WHAT YOU SHOULD DO ▸ Below are some records. Pull every line that contains the word "JSON".

Data records:
◇ ◇ ◇ ◇

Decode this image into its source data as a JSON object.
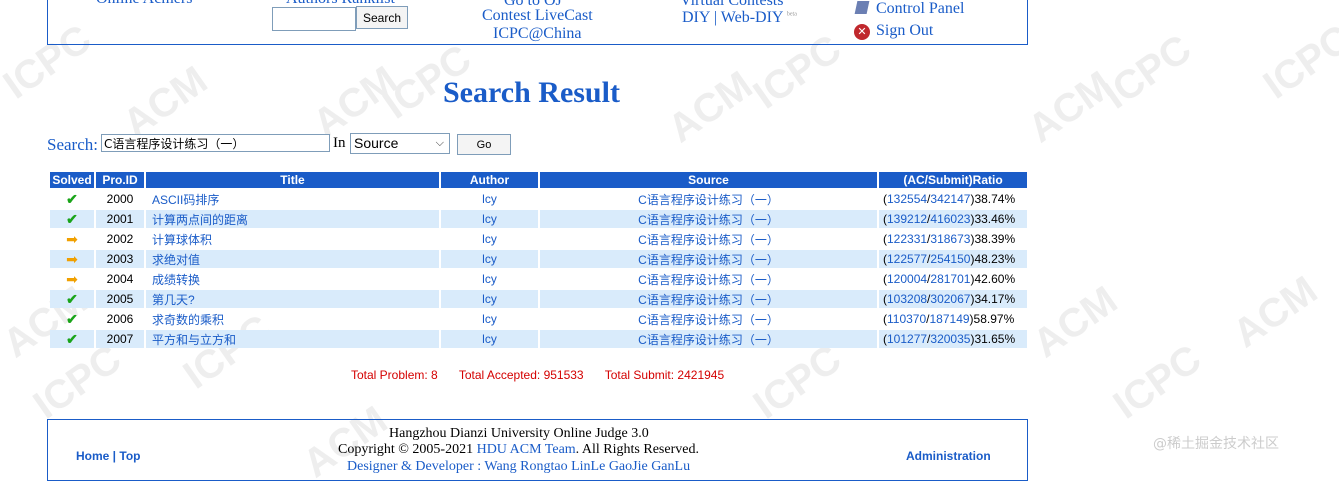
{
  "header": {
    "online_members": "Online Acmers",
    "authors_ranklist": "Authors Ranklist",
    "search_button": "Search",
    "go_to_oj": "Go to OJ",
    "contest_livecast": "Contest LiveCast",
    "icpc_china": "ICPC@China",
    "virtual_contests": "Virtual Contests",
    "diy": "DIY",
    "web_diy": "Web-DIY",
    "beta": "beta",
    "control_panel": "Control Panel",
    "sign_out": "Sign Out"
  },
  "page_title": "Search Result",
  "search": {
    "label": "Search:",
    "value": "C语言程序设计练习（一）",
    "in_label": "In",
    "field_selected": "Source",
    "go_button": "Go"
  },
  "table": {
    "columns": [
      "Solved",
      "Pro.ID",
      "Title",
      "Author",
      "Source",
      "(AC/Submit)Ratio"
    ],
    "rows": [
      {
        "status": "solved",
        "id": "2000",
        "title": "ASCII码排序",
        "author": "lcy",
        "source": "C语言程序设计练习（一）",
        "ac": "132554",
        "submit": "342147",
        "ratio": "38.74%"
      },
      {
        "status": "solved",
        "id": "2001",
        "title": "计算两点间的距离",
        "author": "lcy",
        "source": "C语言程序设计练习（一）",
        "ac": "139212",
        "submit": "416023",
        "ratio": "33.46%"
      },
      {
        "status": "attempted",
        "id": "2002",
        "title": "计算球体积",
        "author": "lcy",
        "source": "C语言程序设计练习（一）",
        "ac": "122331",
        "submit": "318673",
        "ratio": "38.39%"
      },
      {
        "status": "attempted",
        "id": "2003",
        "title": "求绝对值",
        "author": "lcy",
        "source": "C语言程序设计练习（一）",
        "ac": "122577",
        "submit": "254150",
        "ratio": "48.23%"
      },
      {
        "status": "attempted",
        "id": "2004",
        "title": "成绩转换",
        "author": "lcy",
        "source": "C语言程序设计练习（一）",
        "ac": "120004",
        "submit": "281701",
        "ratio": "42.60%"
      },
      {
        "status": "solved",
        "id": "2005",
        "title": "第几天?",
        "author": "lcy",
        "source": "C语言程序设计练习（一）",
        "ac": "103208",
        "submit": "302067",
        "ratio": "34.17%"
      },
      {
        "status": "solved",
        "id": "2006",
        "title": "求奇数的乘积",
        "author": "lcy",
        "source": "C语言程序设计练习（一）",
        "ac": "110370",
        "submit": "187149",
        "ratio": "58.97%"
      },
      {
        "status": "solved",
        "id": "2007",
        "title": "平方和与立方和",
        "author": "lcy",
        "source": "C语言程序设计练习（一）",
        "ac": "101277",
        "submit": "320035",
        "ratio": "31.65%"
      }
    ]
  },
  "totals": {
    "problems": "Total Problem: 8",
    "accepted": "Total Accepted: 951533",
    "submit": "Total Submit: 2421945"
  },
  "footer": {
    "home": "Home",
    "top": "Top",
    "line1": "Hangzhou Dianzi University Online Judge 3.0",
    "copyright_prefix": "Copyright © 2005-2021",
    "team": "HDU ACM Team",
    "copyright_suffix": ". All Rights Reserved.",
    "designers": "Designer & Developer : Wang Rongtao LinLe GaoJie GanLu",
    "administration": "Administration"
  },
  "watermark": {
    "text_acm": "ACM",
    "text_icpc": "ICPC",
    "juejin": "@稀土掘金技术社区"
  },
  "colors": {
    "link": "#1a5cc8",
    "header_bg": "#1a5cc8",
    "alt_row": "#d9ebfb",
    "totals": "#d40000"
  }
}
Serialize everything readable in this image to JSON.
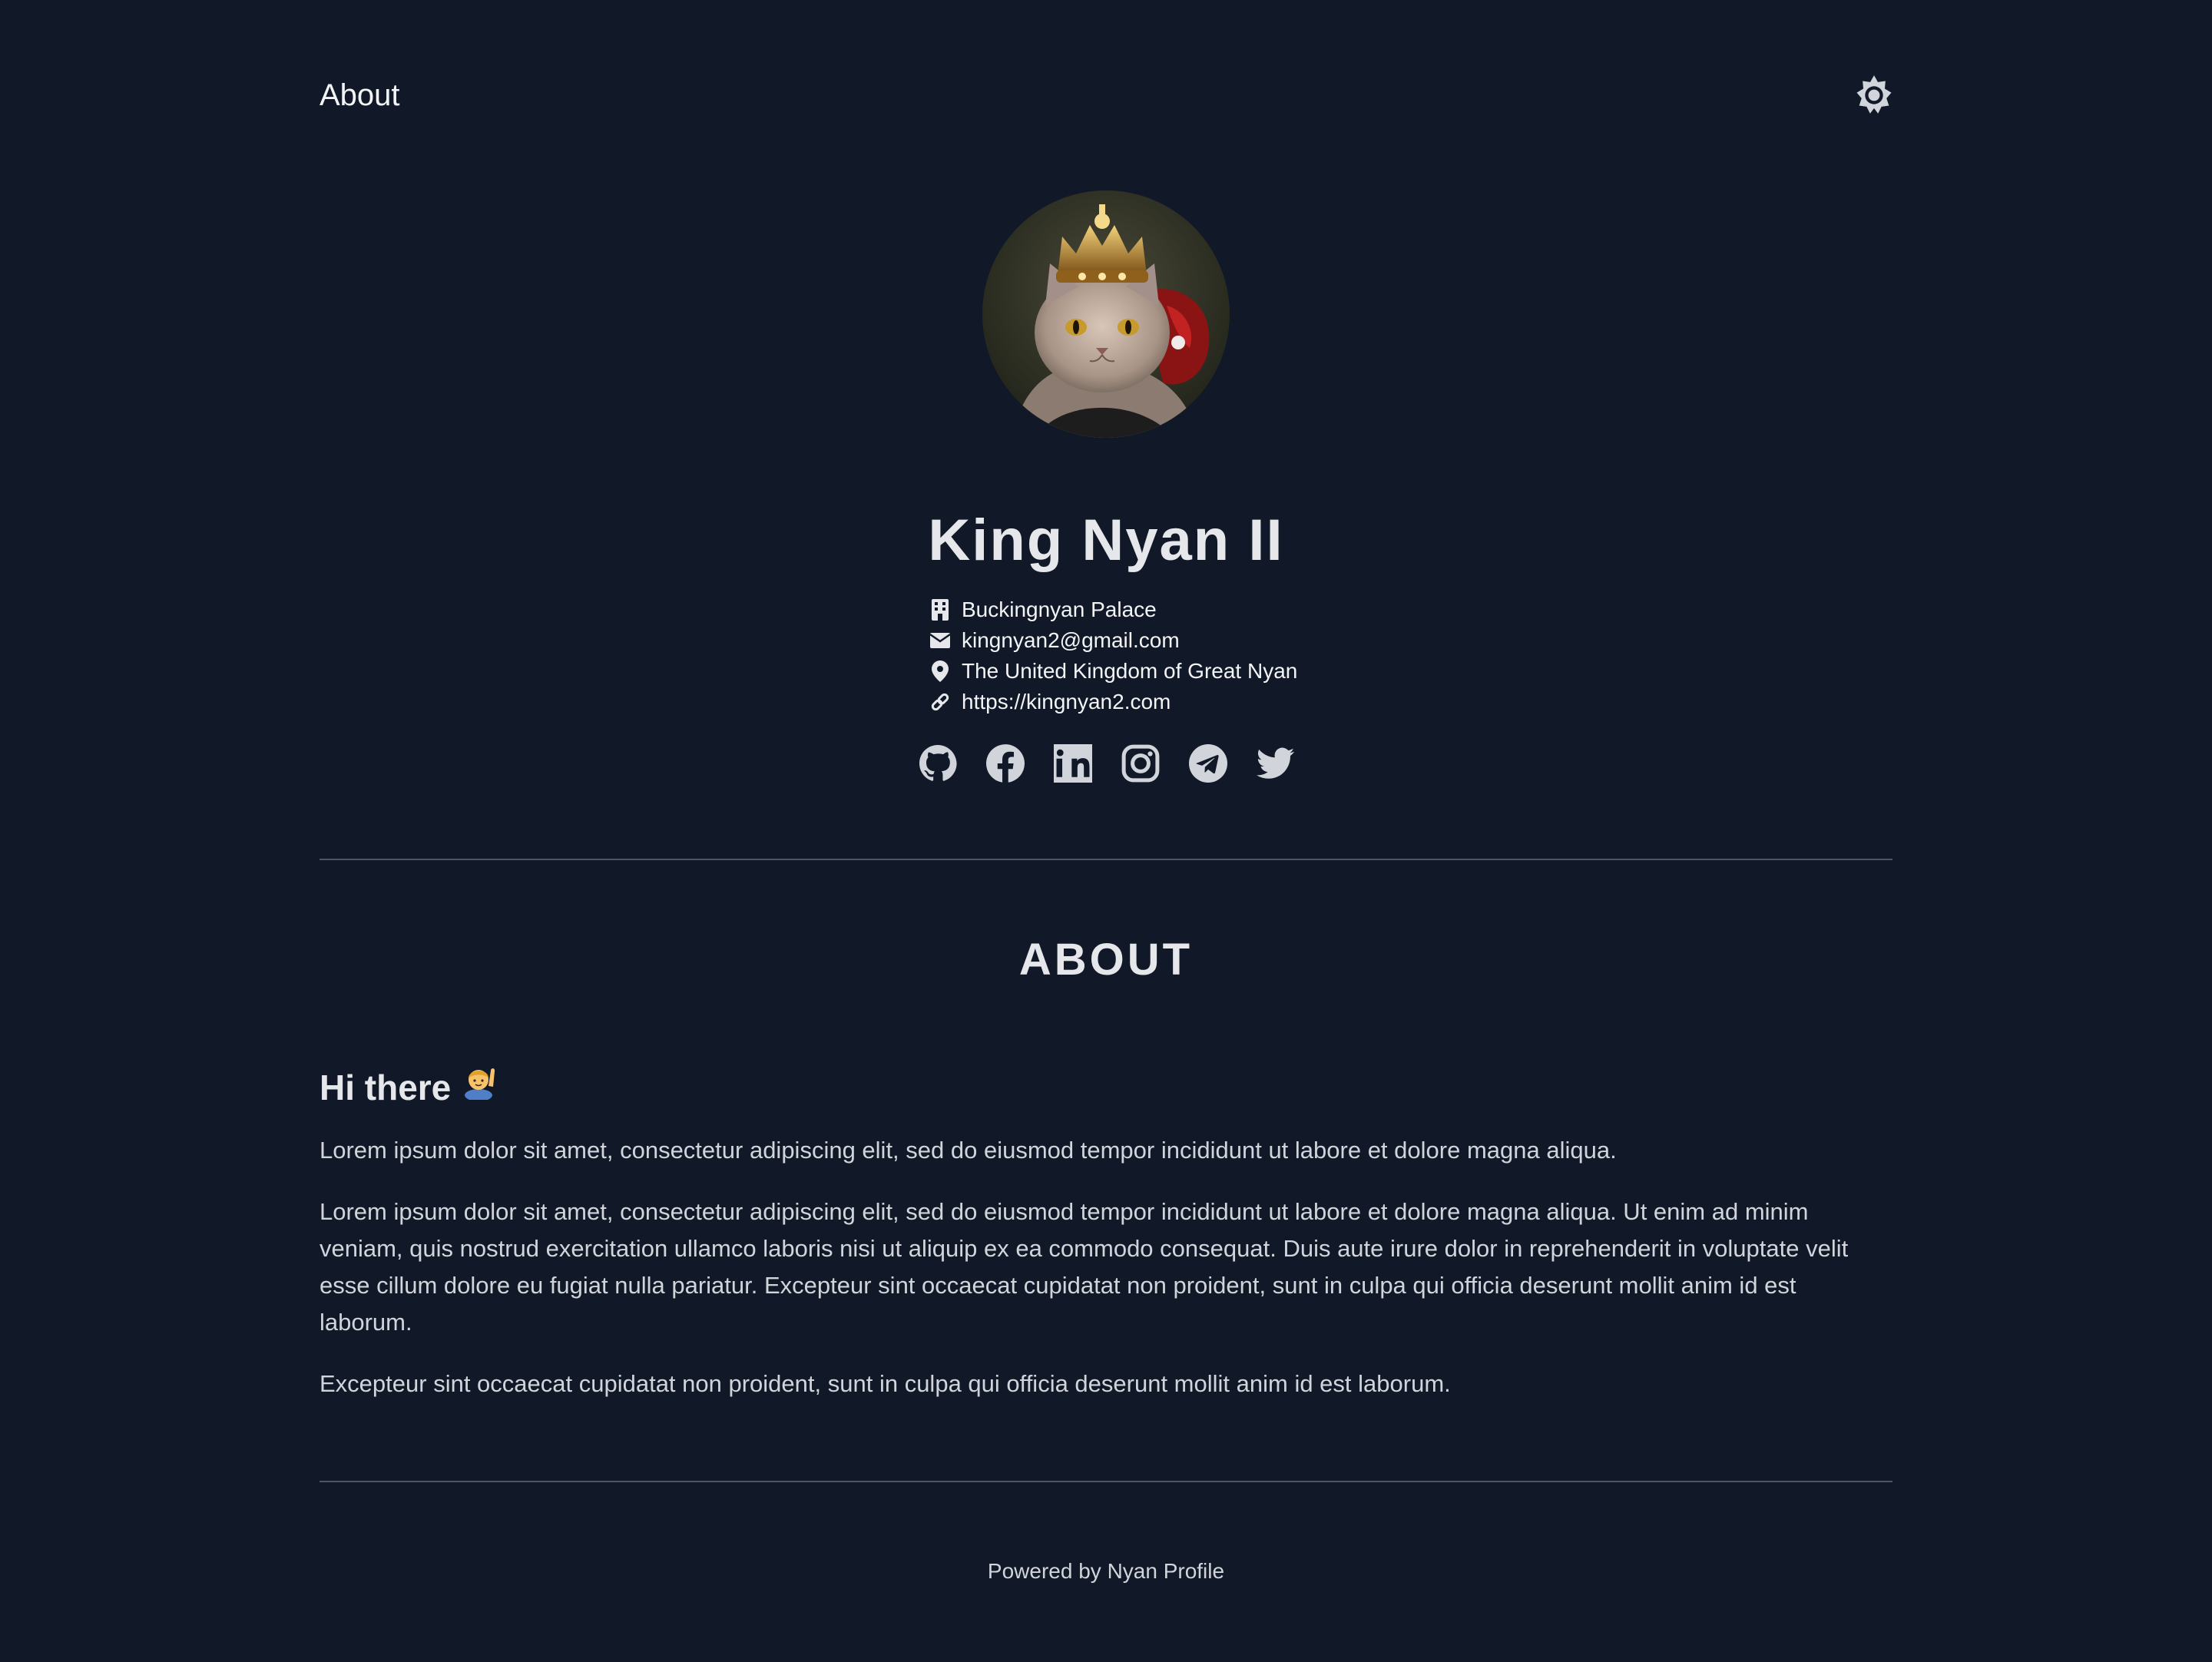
{
  "nav": {
    "title": "About",
    "theme_toggle_icon": "sun-icon"
  },
  "profile": {
    "avatar_alt": "King Nyan II avatar",
    "name": "King Nyan II",
    "info": [
      {
        "icon": "building-icon",
        "text": "Buckingnyan Palace"
      },
      {
        "icon": "mail-icon",
        "text": "kingnyan2@gmail.com"
      },
      {
        "icon": "location-pin-icon",
        "text": "The United Kingdom of Great Nyan"
      },
      {
        "icon": "link-icon",
        "text": "https://kingnyan2.com"
      }
    ],
    "social": [
      "github-icon",
      "facebook-icon",
      "linkedin-icon",
      "instagram-icon",
      "telegram-icon",
      "twitter-icon"
    ]
  },
  "about": {
    "section_title": "ABOUT",
    "heading": "Hi there",
    "heading_emoji": "waving-person-emoji",
    "paragraphs": [
      "Lorem ipsum dolor sit amet, consectetur adipiscing elit, sed do eiusmod tempor incididunt ut labore et dolore magna aliqua.",
      "Lorem ipsum dolor sit amet, consectetur adipiscing elit, sed do eiusmod tempor incididunt ut labore et dolore magna aliqua. Ut enim ad minim veniam, quis nostrud exercitation ullamco laboris nisi ut aliquip ex ea commodo consequat. Duis aute irure dolor in reprehenderit in voluptate velit esse cillum dolore eu fugiat nulla pariatur. Excepteur sint occaecat cupidatat non proident, sunt in culpa qui officia deserunt mollit anim id est laborum.",
      "Excepteur sint occaecat cupidatat non proident, sunt in culpa qui officia deserunt mollit anim id est laborum."
    ]
  },
  "footer": {
    "text": "Powered by Nyan Profile"
  },
  "colors": {
    "background": "#111827",
    "text": "#e5e7eb",
    "divider": "#4b5563",
    "icon": "#d1d5db"
  }
}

◇ ◇ ◇ ◇

SOLVED PROBLEM ▸
Decode this image into its source data as a JSON object.
Serialize everything readable in this image to JSON.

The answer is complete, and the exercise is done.